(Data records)
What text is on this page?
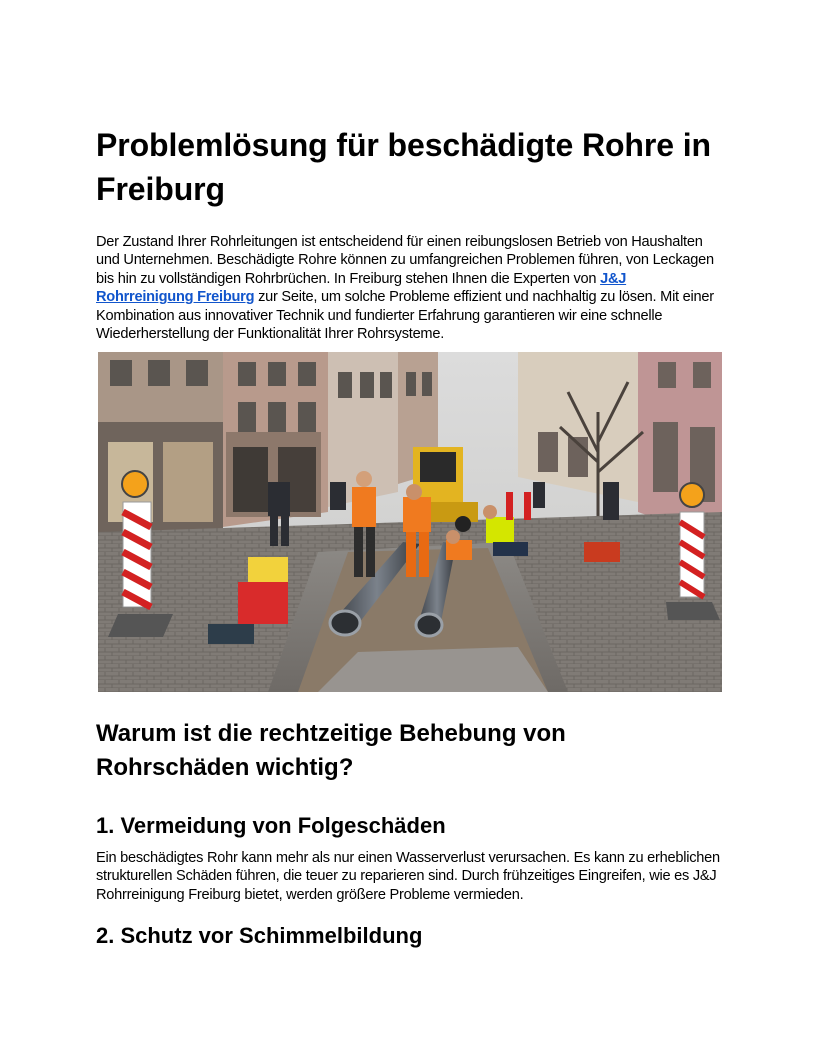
Problemlösung für beschädigte Rohre in Freiburg

Der Zustand Ihrer Rohrleitungen ist entscheidend für einen reibungslosen Betrieb von Haushalten und Unternehmen. Beschädigte Rohre können zu umfangreichen Problemen führen, von Leckagen bis hin zu vollständigen Rohrbrüchen. In Freiburg stehen Ihnen die Experten von J&J Rohrreinigung Freiburg zur Seite, um solche Probleme effizient und nachhaltig zu lösen. Mit einer Kombination aus innovativer Technik und fundierter Erfahrung garantieren wir eine schnelle Wiederherstellung der Funktionalität Ihrer Rohrsysteme.

Warum ist die rechtzeitige Behebung von Rohrschäden wichtig?
1. Vermeidung von Folgeschäden

Ein beschädigtes Rohr kann mehr als nur einen Wasserverlust verursachen. Es kann zu erheblichen strukturellen Schäden führen, die teuer zu reparieren sind. Durch frühzeitiges Eingreifen, wie es J&J Rohrreinigung Freiburg bietet, werden größere Probleme vermieden.

2. Schutz vor Schimmelbildung
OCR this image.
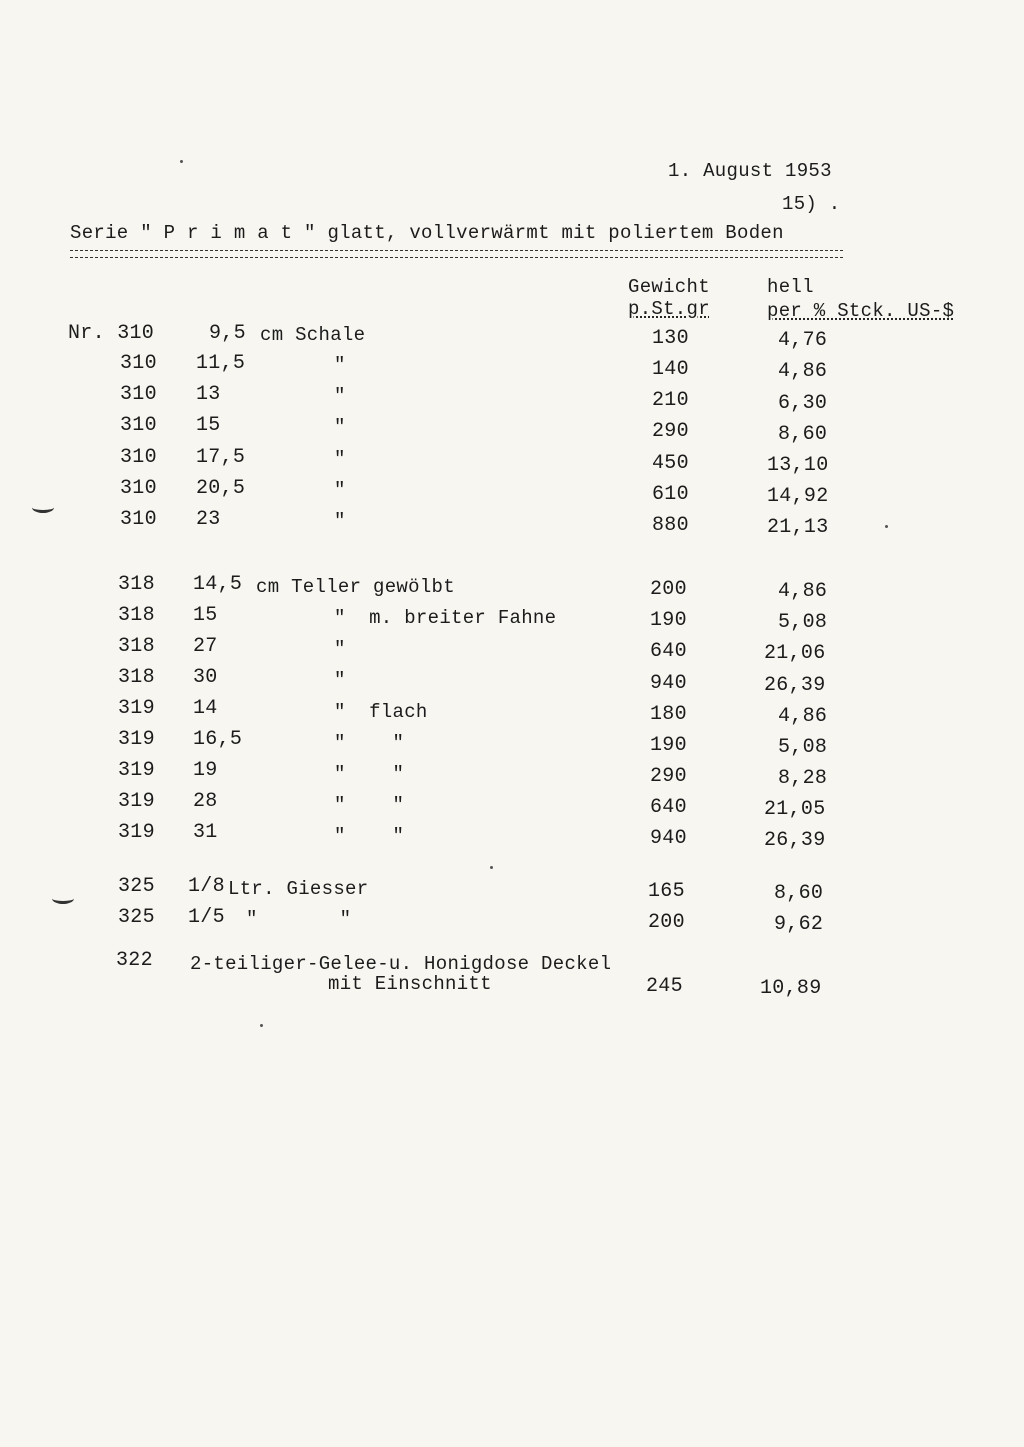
1. August 1953
15) .
Serie " P r i m a t " glatt, vollverwärmt mit poliertem Boden
Gewicht
p.St.gr
hell
per % Stck. US-$
Nr. 310	9,5 cm Schale	130	4,76
310 11,5	"	140	4,86
310 13	"	210	6,30
310 15	"	290	8,60
310 17,5	"	450	13,10
310 20,5	"	610	14,92
310 23	"	880	21,13
318 14,5 cm Teller gewölbt	200	4,86
318 15	"  m. breiter Fahne	190	5,08
318 27	"	640	21,06
318 30	"	940	26,39
319 14	"  flach	180	4,86
319 16,5	"    "	190	5,08
319 19	"    "	290	8,28
319 28	"    "	640	21,05
319 31	"    "	940	26,39
325 1/8 Ltr. Giesser	165	8,60
325 1/5 "       "	200	9,62
322 2-teiliger-Gelee-u. Honigdose Deckel
mit Einschnitt	245	10,89
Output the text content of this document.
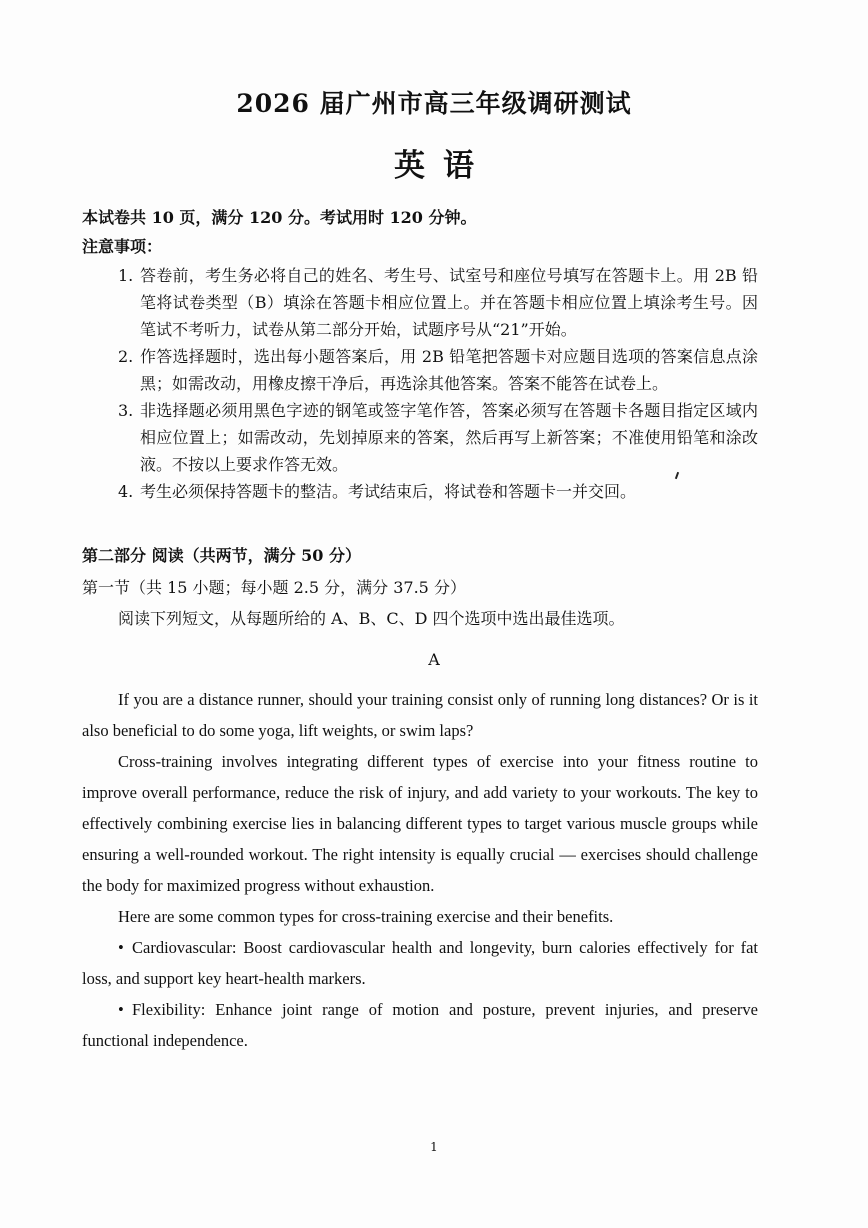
2026 届广州市高三年级调研测试
英语
本试卷共 10 页，满分 120 分。考试用时 120 分钟。
注意事项：
1. 答卷前，考生务必将自己的姓名、考生号、试室号和座位号填写在答题卡上。用 2B 铅笔将试卷类型（B）填涂在答题卡相应位置上。并在答题卡相应位置上填涂考生号。因笔试不考听力，试卷从第二部分开始，试题序号从“21”开始。
2. 作答选择题时，选出每小题答案后，用 2B 铅笔把答题卡对应题目选项的答案信息点涂黑；如需改动，用橡皮擦干净后，再选涂其他答案。答案不能答在试卷上。
3. 非选择题必须用黑色字迹的钢笔或签字笔作答，答案必须写在答题卡各题目指定区域内相应位置上；如需改动，先划掉原来的答案，然后再写上新答案；不准使用铅笔和涂改液。不按以上要求作答无效。
4. 考生必须保持答题卡的整洁。考试结束后，将试卷和答题卡一并交回。
第二部分 阅读（共两节，满分 50 分）
第一节（共 15 小题；每小题 2.5 分，满分 37.5 分）
阅读下列短文，从每题所给的 A、B、C、D 四个选项中选出最佳选项。
A

If you are a distance runner, should your training consist only of running long distances? Or is it also beneficial to do some yoga, lift weights, or swim laps?

Cross-training involves integrating different types of exercise into your fitness routine to improve overall performance, reduce the risk of injury, and add variety to your workouts. The key to effectively combining exercise lies in balancing different types to target various muscle groups while ensuring a well-rounded workout. The right intensity is equally crucial — exercises should challenge the body for maximized progress without exhaustion.

Here are some common types for cross-training exercise and their benefits.

• Cardiovascular: Boost cardiovascular health and longevity, burn calories effectively for fat loss, and support key heart-health markers.

• Flexibility: Enhance joint range of motion and posture, prevent injuries, and preserve functional independence.

1
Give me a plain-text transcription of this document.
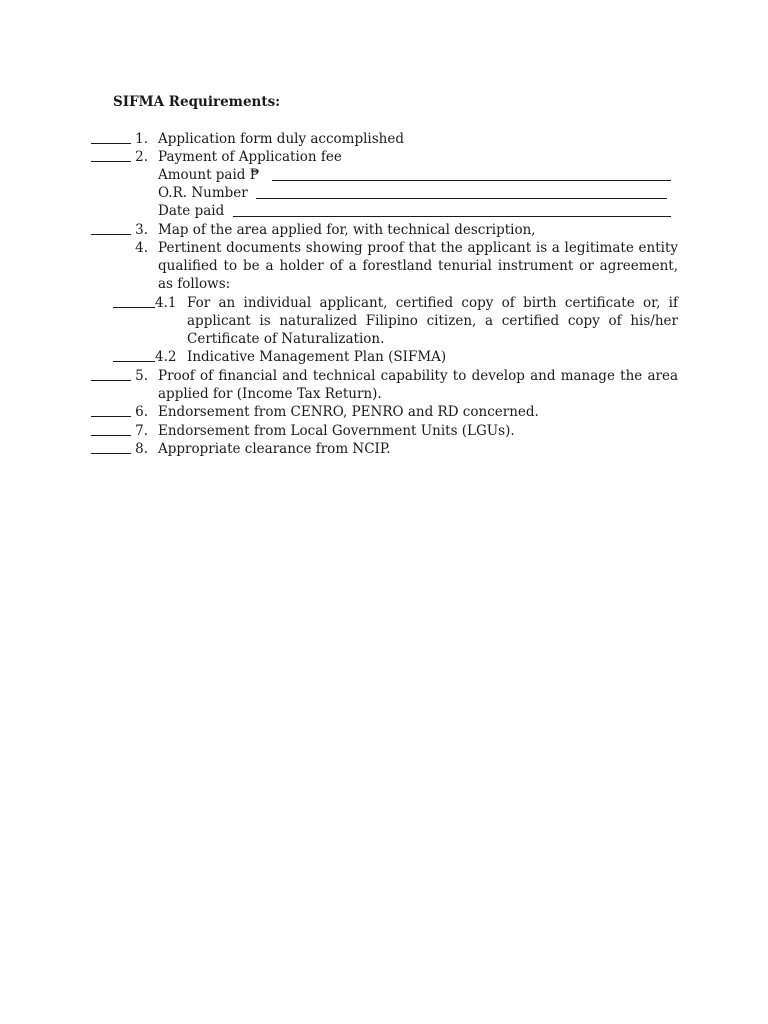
SIFMA Requirements:
1. Application form duly accomplished
2. Payment of Application fee
Amount paid ₱
O.R. Number
Date paid
3. Map of the area applied for, with technical description,
4. Pertinent documents showing proof that the applicant is a legitimate entity qualified to be a holder of a forestland tenurial instrument or agreement, as follows:
4.1 For an individual applicant, certified copy of birth certificate or, if applicant is naturalized Filipino citizen, a certified copy of his/her Certificate of Naturalization.
4.2 Indicative Management Plan (SIFMA)
5. Proof of financial and technical capability to develop and manage the area applied for (Income Tax Return).
6. Endorsement from CENRO, PENRO and RD concerned.
7. Endorsement from Local Government Units (LGUs).
8. Appropriate clearance from NCIP.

Instructions to follow ▸ Your task is to list each line of the records with the word "applicant".

Output of the exercise ▸
4. Pertinent documents showing proof that the applicant is a legitimate entity qualified to be a holder of a forestland tenurial instrument or agreement, as follows:
4.1 For an individual applicant, certified copy of birth certificate or, if applicant is naturalized Filipino citizen, a certified copy of his/her Certificate of Naturalization.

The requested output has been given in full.